--- Extracted records ---
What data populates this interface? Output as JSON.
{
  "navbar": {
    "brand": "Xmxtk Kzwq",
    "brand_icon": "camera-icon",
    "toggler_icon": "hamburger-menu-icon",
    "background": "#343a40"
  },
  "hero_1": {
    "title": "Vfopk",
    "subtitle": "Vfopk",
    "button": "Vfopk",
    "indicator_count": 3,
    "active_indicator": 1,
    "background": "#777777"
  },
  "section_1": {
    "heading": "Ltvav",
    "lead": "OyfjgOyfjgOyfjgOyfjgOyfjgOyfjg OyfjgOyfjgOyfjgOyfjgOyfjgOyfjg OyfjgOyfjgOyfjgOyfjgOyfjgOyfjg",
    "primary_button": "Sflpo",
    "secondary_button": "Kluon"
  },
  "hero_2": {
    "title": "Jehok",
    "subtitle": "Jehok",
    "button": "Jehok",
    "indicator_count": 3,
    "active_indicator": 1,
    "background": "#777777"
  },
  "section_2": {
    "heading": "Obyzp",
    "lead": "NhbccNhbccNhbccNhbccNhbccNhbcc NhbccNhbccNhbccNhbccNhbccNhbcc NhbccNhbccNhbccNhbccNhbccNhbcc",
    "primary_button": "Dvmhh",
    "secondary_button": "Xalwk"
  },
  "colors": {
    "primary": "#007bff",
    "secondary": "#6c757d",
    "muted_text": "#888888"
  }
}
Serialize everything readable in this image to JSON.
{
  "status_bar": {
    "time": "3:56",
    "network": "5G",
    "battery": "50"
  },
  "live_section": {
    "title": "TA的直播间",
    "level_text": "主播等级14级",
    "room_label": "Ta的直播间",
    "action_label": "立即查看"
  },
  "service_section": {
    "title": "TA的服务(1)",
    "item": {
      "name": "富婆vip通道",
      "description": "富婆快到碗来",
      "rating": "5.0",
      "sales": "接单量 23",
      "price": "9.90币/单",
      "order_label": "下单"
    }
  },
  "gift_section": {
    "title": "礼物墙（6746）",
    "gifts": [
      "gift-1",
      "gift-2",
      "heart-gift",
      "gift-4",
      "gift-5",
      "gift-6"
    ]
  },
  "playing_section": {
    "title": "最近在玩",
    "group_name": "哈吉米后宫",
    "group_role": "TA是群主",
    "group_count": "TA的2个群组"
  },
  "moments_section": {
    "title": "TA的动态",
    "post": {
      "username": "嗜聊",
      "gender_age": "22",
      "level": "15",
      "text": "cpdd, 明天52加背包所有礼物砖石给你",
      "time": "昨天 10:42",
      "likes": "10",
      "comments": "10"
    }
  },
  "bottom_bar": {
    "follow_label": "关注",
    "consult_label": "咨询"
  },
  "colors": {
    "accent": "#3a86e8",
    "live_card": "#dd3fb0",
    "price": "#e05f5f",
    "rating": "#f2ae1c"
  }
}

--- Request ---
Return only those lines of the records that contain the string "Jehok".

--- Written answer ---
    "title": "Jehok",
    "subtitle": "Jehok",
    "button": "Jehok",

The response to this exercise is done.